# Start of Provided data
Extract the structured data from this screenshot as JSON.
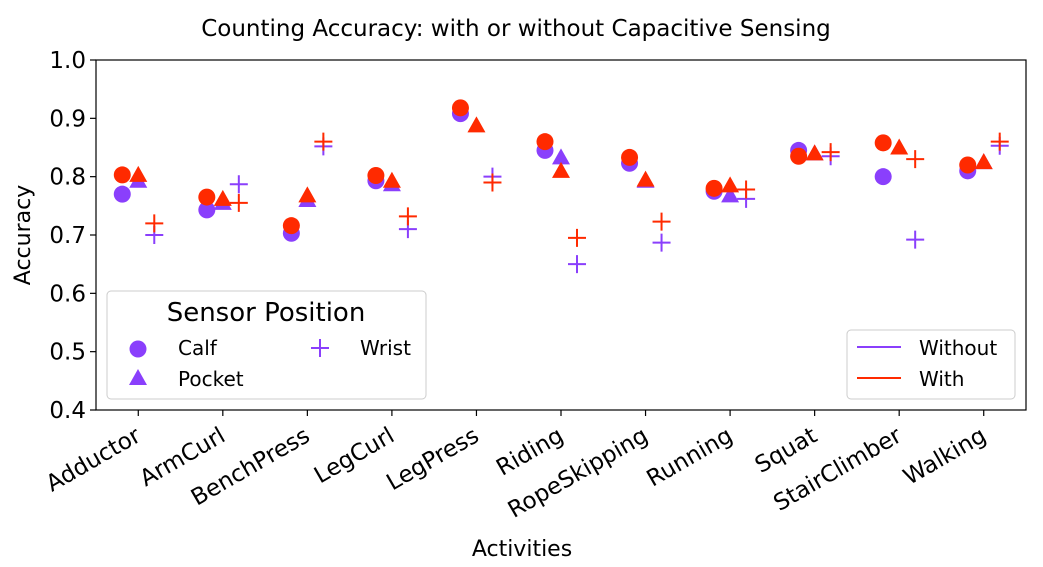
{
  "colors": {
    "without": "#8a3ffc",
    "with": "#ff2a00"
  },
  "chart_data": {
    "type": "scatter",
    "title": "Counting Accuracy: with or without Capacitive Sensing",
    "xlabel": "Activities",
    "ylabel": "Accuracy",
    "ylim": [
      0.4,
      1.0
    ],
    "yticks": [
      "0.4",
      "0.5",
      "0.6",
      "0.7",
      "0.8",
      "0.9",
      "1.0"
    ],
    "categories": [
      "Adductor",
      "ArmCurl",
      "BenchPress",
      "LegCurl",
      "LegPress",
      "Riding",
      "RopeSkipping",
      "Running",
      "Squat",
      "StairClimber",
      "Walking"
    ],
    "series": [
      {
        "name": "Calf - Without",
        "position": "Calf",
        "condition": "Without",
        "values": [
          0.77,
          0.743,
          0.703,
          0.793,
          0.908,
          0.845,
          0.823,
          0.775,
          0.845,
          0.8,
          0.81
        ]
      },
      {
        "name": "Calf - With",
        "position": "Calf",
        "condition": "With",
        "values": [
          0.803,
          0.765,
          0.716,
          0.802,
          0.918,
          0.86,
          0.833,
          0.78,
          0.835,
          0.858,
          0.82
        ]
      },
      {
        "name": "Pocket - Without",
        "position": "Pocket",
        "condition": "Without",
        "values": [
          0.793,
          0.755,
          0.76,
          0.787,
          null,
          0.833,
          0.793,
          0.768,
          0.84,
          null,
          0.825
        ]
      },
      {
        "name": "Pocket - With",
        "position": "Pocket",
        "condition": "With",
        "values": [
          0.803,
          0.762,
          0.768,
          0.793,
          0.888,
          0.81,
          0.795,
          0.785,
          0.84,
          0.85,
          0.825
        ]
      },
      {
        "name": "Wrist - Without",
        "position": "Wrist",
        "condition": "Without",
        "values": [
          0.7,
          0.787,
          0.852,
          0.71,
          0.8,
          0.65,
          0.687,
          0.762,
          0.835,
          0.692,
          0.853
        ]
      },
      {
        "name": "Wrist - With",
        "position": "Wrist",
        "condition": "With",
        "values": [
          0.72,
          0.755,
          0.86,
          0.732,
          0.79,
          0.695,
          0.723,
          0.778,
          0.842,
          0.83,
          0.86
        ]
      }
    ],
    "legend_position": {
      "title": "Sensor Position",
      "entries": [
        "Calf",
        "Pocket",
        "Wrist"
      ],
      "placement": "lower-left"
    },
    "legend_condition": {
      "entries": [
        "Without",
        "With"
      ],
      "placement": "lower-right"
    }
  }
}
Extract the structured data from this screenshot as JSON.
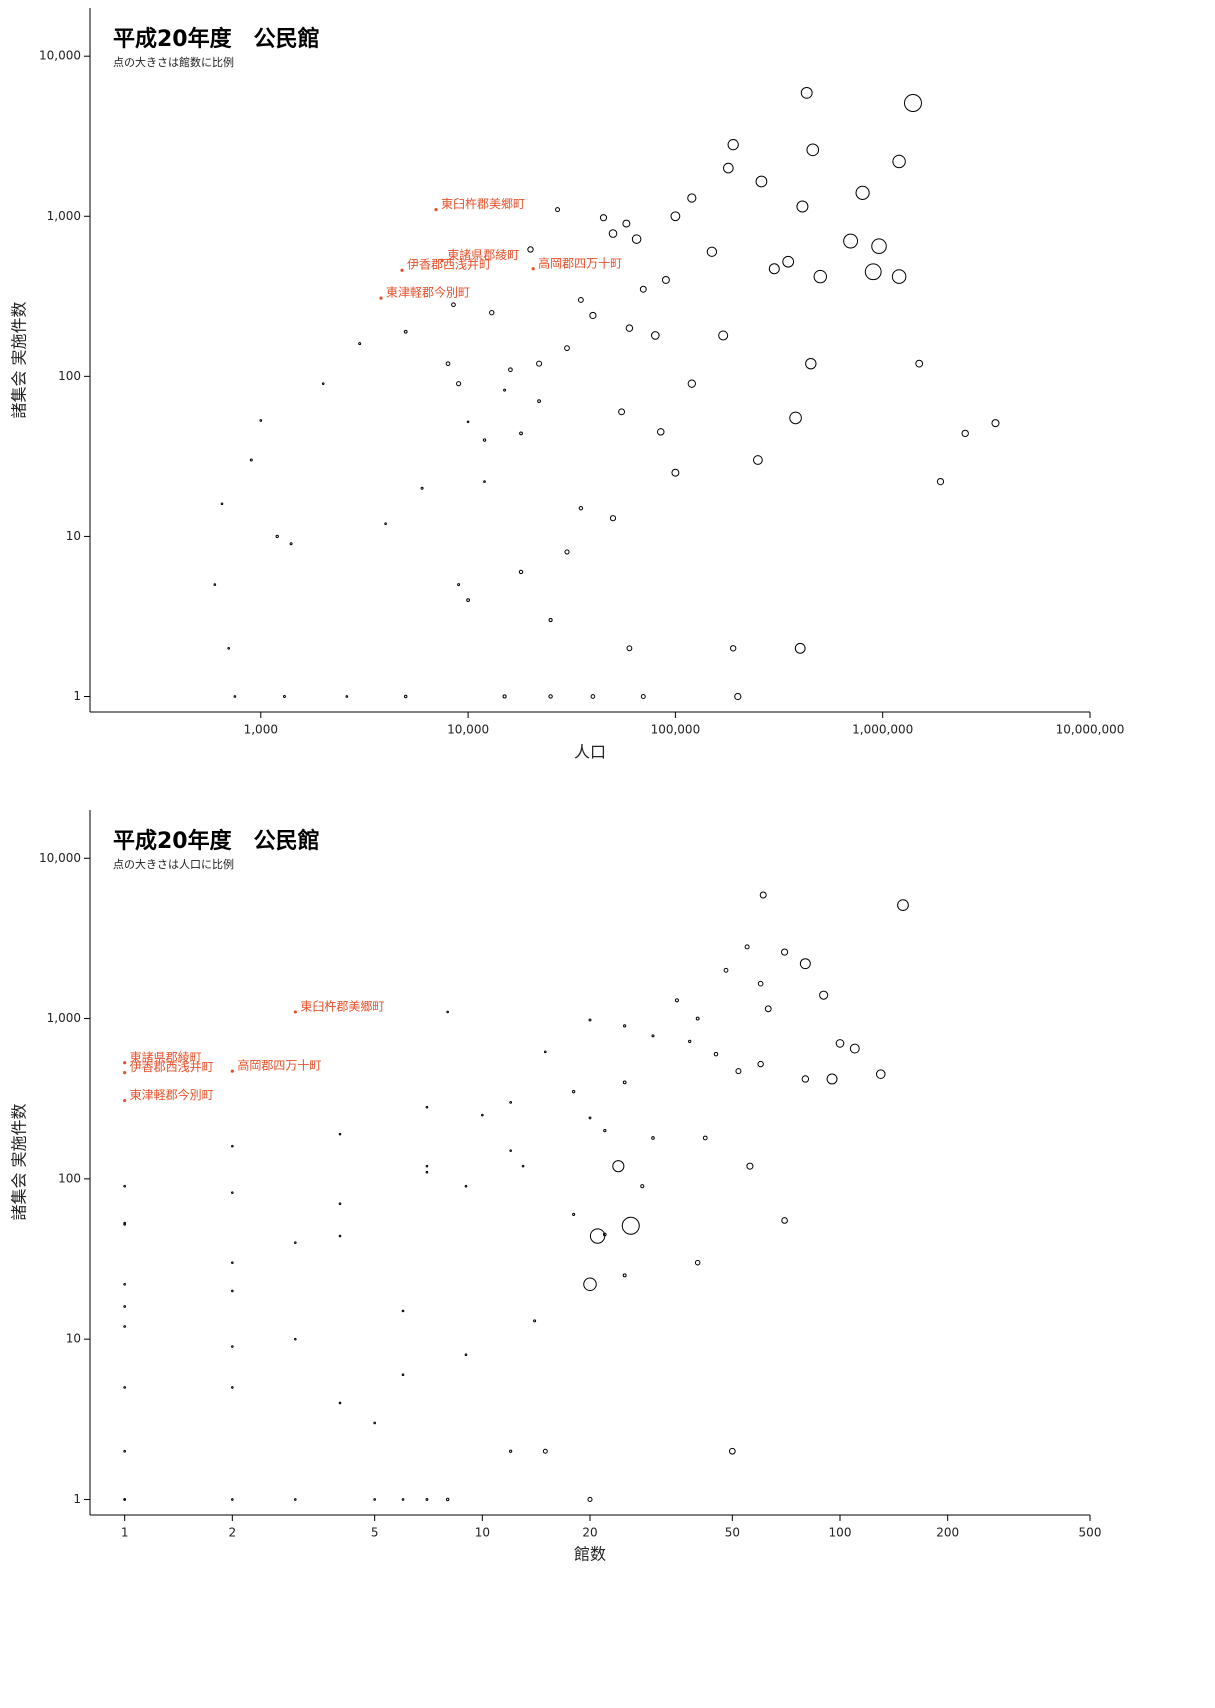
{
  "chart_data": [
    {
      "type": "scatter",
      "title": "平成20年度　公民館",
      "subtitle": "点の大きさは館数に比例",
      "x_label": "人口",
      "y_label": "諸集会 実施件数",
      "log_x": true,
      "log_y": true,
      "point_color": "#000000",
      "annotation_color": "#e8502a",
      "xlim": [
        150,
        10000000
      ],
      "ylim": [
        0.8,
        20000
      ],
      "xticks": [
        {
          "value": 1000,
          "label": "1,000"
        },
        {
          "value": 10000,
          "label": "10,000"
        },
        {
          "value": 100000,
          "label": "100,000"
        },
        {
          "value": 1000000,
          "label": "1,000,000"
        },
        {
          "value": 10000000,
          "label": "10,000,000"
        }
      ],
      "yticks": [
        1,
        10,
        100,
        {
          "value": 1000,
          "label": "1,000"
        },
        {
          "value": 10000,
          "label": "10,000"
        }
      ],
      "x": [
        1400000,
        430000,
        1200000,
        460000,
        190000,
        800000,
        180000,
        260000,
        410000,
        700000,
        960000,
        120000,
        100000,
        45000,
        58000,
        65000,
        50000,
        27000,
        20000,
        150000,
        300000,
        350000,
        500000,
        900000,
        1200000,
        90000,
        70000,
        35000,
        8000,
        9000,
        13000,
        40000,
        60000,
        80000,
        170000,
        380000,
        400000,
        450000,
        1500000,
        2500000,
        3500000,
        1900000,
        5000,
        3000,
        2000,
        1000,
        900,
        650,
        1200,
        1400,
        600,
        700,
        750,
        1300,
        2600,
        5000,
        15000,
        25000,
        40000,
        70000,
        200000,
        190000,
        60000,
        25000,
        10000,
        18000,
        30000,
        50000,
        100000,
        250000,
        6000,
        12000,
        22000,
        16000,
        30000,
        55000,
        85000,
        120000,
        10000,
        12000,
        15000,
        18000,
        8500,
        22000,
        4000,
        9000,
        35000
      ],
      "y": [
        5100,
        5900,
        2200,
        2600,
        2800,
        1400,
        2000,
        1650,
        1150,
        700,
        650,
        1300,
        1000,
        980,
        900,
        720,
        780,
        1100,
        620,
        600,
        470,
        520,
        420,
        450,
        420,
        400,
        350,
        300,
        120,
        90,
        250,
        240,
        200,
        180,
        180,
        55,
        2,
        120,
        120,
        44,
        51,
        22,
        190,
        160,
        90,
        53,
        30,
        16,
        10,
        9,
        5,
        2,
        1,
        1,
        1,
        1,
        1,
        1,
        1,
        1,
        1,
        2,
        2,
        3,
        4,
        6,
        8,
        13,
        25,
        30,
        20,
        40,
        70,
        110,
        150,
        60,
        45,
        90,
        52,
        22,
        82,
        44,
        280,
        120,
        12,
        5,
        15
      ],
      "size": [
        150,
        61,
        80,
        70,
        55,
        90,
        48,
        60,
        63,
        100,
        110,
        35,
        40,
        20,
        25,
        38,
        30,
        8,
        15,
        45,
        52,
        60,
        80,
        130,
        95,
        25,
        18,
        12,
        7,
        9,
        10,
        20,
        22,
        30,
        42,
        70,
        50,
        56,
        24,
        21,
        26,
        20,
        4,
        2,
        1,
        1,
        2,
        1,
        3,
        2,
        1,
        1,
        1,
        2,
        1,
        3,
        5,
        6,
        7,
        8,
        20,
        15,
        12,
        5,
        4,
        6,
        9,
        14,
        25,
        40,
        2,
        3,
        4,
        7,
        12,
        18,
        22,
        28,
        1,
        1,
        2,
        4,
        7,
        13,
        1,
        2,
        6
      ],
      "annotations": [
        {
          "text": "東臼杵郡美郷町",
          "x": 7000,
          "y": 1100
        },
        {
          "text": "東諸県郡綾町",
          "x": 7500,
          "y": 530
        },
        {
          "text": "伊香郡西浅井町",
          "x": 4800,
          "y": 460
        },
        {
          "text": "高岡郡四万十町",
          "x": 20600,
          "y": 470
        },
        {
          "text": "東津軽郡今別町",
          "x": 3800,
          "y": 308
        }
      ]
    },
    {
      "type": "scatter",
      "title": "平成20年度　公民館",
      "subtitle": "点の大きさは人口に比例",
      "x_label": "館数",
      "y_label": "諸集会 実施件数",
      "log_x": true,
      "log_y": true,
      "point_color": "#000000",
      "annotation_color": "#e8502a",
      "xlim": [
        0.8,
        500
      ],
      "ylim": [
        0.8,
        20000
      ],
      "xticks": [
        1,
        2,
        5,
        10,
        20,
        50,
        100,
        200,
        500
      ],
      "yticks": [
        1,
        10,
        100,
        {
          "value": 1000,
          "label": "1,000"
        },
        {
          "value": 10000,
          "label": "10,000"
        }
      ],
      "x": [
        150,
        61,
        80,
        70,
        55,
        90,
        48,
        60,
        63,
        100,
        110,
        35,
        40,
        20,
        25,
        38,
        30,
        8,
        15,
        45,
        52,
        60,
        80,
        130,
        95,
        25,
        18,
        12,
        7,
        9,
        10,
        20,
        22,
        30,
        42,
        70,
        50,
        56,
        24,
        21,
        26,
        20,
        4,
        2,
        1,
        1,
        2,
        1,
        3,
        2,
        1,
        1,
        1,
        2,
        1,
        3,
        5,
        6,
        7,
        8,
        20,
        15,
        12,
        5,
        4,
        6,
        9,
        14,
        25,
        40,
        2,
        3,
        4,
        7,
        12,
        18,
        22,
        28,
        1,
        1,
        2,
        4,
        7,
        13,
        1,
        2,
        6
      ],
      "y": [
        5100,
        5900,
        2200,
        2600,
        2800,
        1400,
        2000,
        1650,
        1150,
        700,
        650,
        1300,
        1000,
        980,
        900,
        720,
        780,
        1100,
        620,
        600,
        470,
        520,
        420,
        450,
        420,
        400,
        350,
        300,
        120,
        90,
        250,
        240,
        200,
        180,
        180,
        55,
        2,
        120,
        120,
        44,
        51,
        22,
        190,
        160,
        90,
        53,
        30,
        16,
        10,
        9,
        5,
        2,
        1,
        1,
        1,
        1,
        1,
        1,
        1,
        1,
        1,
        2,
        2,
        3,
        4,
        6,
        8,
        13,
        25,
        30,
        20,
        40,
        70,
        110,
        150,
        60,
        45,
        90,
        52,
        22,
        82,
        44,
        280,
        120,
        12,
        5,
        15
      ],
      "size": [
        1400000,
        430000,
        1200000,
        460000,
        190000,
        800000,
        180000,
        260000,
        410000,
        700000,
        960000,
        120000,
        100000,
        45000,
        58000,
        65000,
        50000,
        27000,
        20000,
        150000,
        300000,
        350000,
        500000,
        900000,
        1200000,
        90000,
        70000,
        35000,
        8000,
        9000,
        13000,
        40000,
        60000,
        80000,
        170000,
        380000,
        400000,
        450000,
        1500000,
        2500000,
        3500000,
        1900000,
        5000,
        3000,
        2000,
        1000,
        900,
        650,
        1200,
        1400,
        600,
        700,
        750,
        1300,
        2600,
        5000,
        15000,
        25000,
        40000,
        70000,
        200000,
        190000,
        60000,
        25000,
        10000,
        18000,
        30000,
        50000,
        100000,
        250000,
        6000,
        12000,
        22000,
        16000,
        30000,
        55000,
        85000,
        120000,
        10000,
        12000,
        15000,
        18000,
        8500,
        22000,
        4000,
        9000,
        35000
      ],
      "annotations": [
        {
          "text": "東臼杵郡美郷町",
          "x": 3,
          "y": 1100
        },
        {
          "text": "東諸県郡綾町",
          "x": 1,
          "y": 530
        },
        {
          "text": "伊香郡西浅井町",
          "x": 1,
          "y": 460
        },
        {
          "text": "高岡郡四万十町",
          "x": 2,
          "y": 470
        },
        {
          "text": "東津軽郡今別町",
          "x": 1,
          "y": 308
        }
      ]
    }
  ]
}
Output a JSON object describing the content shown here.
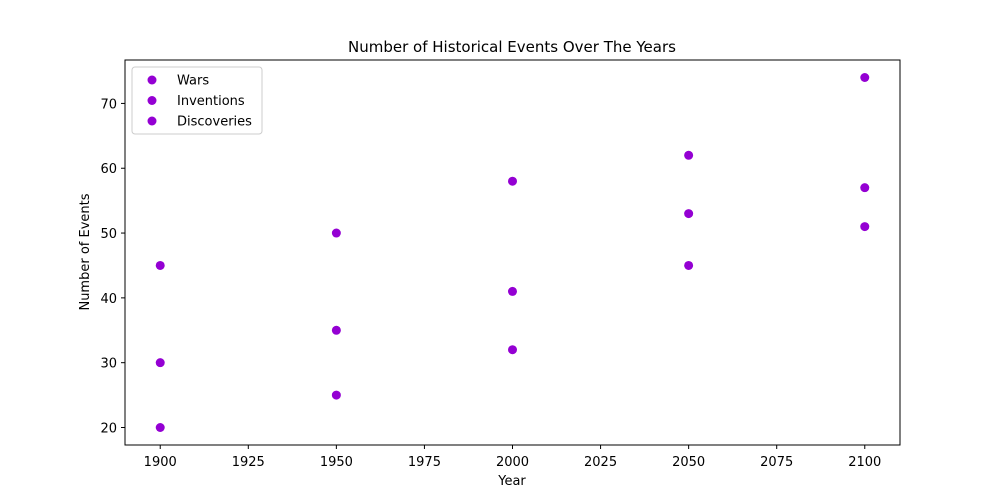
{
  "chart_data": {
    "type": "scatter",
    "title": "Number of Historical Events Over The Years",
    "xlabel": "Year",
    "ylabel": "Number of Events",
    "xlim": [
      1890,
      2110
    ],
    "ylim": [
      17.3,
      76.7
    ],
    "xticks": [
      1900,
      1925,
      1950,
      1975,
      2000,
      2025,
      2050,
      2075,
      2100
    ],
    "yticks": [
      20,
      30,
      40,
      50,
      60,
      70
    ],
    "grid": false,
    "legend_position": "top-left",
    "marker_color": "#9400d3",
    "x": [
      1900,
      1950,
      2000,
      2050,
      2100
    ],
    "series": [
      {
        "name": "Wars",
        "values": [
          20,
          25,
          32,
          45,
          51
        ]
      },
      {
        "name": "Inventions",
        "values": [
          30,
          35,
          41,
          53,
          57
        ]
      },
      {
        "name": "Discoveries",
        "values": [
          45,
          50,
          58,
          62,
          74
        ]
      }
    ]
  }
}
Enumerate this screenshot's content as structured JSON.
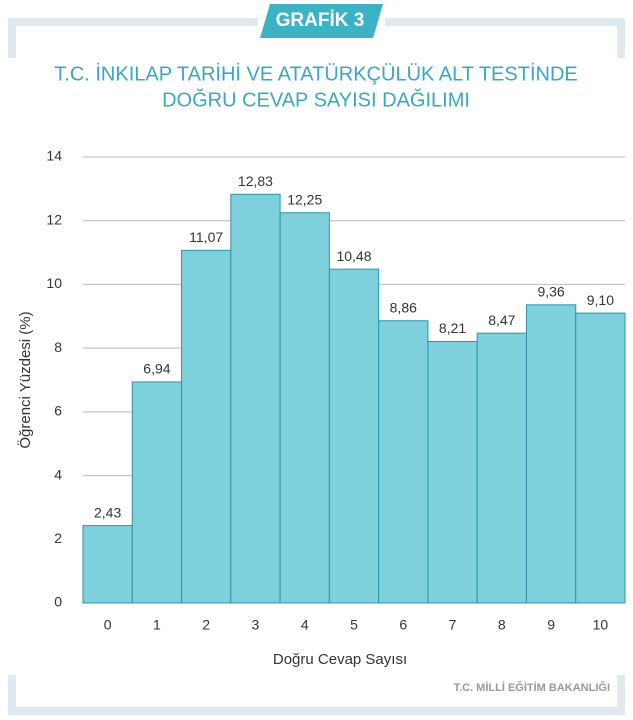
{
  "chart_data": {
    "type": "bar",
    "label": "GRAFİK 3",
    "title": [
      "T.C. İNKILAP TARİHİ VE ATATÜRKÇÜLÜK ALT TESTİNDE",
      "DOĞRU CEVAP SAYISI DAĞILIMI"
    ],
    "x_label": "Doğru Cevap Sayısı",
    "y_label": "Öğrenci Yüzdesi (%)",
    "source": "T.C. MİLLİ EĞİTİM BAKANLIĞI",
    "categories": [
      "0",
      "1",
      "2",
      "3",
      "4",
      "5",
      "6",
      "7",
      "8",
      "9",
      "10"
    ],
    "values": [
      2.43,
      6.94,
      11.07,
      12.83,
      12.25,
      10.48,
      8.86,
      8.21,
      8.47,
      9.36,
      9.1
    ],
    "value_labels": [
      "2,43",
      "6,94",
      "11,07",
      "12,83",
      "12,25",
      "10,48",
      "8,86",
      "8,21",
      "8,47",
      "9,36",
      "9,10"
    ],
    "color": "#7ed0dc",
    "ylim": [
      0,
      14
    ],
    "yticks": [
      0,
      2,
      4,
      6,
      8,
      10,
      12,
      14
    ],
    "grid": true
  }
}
# End of Provided data
Objective:
Review the preceding data and report every line that includes the string "Number".

Reply:
    "title": "Number of Historical Events Over The Years",
    "ylabel": "Number of Events",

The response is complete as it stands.